[Start of RECORDS FOR THIS TASK]
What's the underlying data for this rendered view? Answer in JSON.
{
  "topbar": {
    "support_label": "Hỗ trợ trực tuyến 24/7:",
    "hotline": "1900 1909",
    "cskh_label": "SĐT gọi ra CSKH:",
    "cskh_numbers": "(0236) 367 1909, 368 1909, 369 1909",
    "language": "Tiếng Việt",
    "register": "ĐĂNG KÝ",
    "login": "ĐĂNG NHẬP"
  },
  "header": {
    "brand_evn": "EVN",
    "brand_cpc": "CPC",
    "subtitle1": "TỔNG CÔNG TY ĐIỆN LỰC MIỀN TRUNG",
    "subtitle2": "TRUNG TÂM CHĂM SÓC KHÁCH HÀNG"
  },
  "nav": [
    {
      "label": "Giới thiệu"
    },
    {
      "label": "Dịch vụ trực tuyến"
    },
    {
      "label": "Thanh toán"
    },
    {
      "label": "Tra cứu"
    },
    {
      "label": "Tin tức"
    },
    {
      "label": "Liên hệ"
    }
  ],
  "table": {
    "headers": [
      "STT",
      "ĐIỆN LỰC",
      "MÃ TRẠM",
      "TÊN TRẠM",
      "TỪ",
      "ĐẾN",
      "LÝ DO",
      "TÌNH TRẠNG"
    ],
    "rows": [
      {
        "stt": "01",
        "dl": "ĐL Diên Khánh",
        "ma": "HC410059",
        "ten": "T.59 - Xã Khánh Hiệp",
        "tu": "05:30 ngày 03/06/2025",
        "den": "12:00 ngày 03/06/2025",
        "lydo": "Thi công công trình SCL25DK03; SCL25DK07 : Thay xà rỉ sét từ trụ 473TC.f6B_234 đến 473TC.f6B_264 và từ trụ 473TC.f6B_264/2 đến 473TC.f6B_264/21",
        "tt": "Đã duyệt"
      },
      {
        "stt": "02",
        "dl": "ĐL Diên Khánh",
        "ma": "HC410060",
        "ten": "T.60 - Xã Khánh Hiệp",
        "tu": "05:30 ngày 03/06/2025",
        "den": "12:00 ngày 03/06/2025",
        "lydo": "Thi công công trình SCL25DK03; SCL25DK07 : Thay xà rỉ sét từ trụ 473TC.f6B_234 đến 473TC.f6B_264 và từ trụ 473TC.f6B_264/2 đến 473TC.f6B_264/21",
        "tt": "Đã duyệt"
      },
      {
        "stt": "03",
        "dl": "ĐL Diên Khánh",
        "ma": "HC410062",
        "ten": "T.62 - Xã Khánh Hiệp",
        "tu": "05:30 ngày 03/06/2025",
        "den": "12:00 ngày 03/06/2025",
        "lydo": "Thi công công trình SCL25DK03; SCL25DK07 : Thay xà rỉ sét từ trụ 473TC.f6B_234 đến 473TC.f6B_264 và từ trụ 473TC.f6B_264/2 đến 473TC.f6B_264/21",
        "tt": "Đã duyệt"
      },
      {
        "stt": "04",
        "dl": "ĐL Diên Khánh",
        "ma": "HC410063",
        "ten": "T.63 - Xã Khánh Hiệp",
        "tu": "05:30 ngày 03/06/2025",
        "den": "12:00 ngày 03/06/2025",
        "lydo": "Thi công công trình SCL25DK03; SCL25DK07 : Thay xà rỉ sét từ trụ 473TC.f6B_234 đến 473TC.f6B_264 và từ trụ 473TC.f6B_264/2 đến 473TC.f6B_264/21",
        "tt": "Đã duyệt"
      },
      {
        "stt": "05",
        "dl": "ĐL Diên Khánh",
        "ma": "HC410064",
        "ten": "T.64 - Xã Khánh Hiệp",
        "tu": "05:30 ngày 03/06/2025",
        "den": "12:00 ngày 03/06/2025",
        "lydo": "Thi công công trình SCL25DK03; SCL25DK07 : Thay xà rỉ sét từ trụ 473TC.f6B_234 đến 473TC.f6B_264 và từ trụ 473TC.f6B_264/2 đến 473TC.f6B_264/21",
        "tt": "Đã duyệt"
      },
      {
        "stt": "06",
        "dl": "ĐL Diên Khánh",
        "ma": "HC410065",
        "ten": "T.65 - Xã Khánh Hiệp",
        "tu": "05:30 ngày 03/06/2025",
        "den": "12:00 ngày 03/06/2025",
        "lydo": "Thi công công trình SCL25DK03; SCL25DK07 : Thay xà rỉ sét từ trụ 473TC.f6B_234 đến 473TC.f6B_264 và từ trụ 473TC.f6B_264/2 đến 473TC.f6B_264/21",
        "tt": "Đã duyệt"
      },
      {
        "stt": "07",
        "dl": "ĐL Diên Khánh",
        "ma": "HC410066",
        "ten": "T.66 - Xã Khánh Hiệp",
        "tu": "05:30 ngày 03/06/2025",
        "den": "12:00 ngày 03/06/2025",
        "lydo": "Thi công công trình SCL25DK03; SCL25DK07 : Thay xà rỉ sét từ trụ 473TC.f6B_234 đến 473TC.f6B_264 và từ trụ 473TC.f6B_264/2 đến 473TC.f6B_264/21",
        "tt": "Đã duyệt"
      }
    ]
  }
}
[End of RECORDS FOR THIS TASK]
DIRECTIONS FOR THIS TASK
Quote each line of the data above exactly as written.

RESPONSE TO THIS EXERCISE
What's the underlying data for this rendered view? Answer in JSON.
{
  "topbar": {
    "support_label": "Hỗ trợ trực tuyến 24/7:",
    "hotline": "1900 1909",
    "cskh_label": "SĐT gọi ra CSKH:",
    "cskh_numbers": "(0236) 367 1909, 368 1909, 369 1909",
    "language": "Tiếng Việt",
    "register": "ĐĂNG KÝ",
    "login": "ĐĂNG NHẬP"
  },
  "header": {
    "brand_evn": "EVN",
    "brand_cpc": "CPC",
    "subtitle1": "TỔNG CÔNG TY ĐIỆN LỰC MIỀN TRUNG",
    "subtitle2": "TRUNG TÂM CHĂM SÓC KHÁCH HÀNG"
  },
  "nav": [
    {
      "label": "Giới thiệu"
    },
    {
      "label": "Dịch vụ trực tuyến"
    },
    {
      "label": "Thanh toán"
    },
    {
      "label": "Tra cứu"
    },
    {
      "label": "Tin tức"
    },
    {
      "label": "Liên hệ"
    }
  ],
  "table": {
    "headers": [
      "STT",
      "ĐIỆN LỰC",
      "MÃ TRẠM",
      "TÊN TRẠM",
      "TỪ",
      "ĐẾN",
      "LÝ DO",
      "TÌNH TRẠNG"
    ],
    "rows": [
      {
        "stt": "01",
        "dl": "ĐL Diên Khánh",
        "ma": "HC410059",
        "ten": "T.59 - Xã Khánh Hiệp",
        "tu": "05:30 ngày 03/06/2025",
        "den": "12:00 ngày 03/06/2025",
        "lydo": "Thi công công trình SCL25DK03; SCL25DK07 : Thay xà rỉ sét từ trụ 473TC.f6B_234 đến 473TC.f6B_264 và từ trụ 473TC.f6B_264/2 đến 473TC.f6B_264/21",
        "tt": "Đã duyệt"
      },
      {
        "stt": "02",
        "dl": "ĐL Diên Khánh",
        "ma": "HC410060",
        "ten": "T.60 - Xã Khánh Hiệp",
        "tu": "05:30 ngày 03/06/2025",
        "den": "12:00 ngày 03/06/2025",
        "lydo": "Thi công công trình SCL25DK03; SCL25DK07 : Thay xà rỉ sét từ trụ 473TC.f6B_234 đến 473TC.f6B_264 và từ trụ 473TC.f6B_264/2 đến 473TC.f6B_264/21",
        "tt": "Đã duyệt"
      },
      {
        "stt": "03",
        "dl": "ĐL Diên Khánh",
        "ma": "HC410062",
        "ten": "T.62 - Xã Khánh Hiệp",
        "tu": "05:30 ngày 03/06/2025",
        "den": "12:00 ngày 03/06/2025",
        "lydo": "Thi công công trình SCL25DK03; SCL25DK07 : Thay xà rỉ sét từ trụ 473TC.f6B_234 đến 473TC.f6B_264 và từ trụ 473TC.f6B_264/2 đến 473TC.f6B_264/21",
        "tt": "Đã duyệt"
      },
      {
        "stt": "04",
        "dl": "ĐL Diên Khánh",
        "ma": "HC410063",
        "ten": "T.63 - Xã Khánh Hiệp",
        "tu": "05:30 ngày 03/06/2025",
        "den": "12:00 ngày 03/06/2025",
        "lydo": "Thi công công trình SCL25DK03; SCL25DK07 : Thay xà rỉ sét từ trụ 473TC.f6B_234 đến 473TC.f6B_264 và từ trụ 473TC.f6B_264/2 đến 473TC.f6B_264/21",
        "tt": "Đã duyệt"
      },
      {
        "stt": "05",
        "dl": "ĐL Diên Khánh",
        "ma": "HC410064",
        "ten": "T.64 - Xã Khánh Hiệp",
        "tu": "05:30 ngày 03/06/2025",
        "den": "12:00 ngày 03/06/2025",
        "lydo": "Thi công công trình SCL25DK03; SCL25DK07 : Thay xà rỉ sét từ trụ 473TC.f6B_234 đến 473TC.f6B_264 và từ trụ 473TC.f6B_264/2 đến 473TC.f6B_264/21",
        "tt": "Đã duyệt"
      },
      {
        "stt": "06",
        "dl": "ĐL Diên Khánh",
        "ma": "HC410065",
        "ten": "T.65 - Xã Khánh Hiệp",
        "tu": "05:30 ngày 03/06/2025",
        "den": "12:00 ngày 03/06/2025",
        "lydo": "Thi công công trình SCL25DK03; SCL25DK07 : Thay xà rỉ sét từ trụ 473TC.f6B_234 đến 473TC.f6B_264 và từ trụ 473TC.f6B_264/2 đến 473TC.f6B_264/21",
        "tt": "Đã duyệt"
      },
      {
        "stt": "07",
        "dl": "ĐL Diên Khánh",
        "ma": "HC410066",
        "ten": "T.66 - Xã Khánh Hiệp",
        "tu": "05:30 ngày 03/06/2025",
        "den": "12:00 ngày 03/06/2025",
        "lydo": "Thi công công trình SCL25DK03; SCL25DK07 : Thay xà rỉ sét từ trụ 473TC.f6B_234 đến 473TC.f6B_264 và từ trụ 473TC.f6B_264/2 đến 473TC.f6B_264/21",
        "tt": "Đã duyệt"
      }
    ]
  }
}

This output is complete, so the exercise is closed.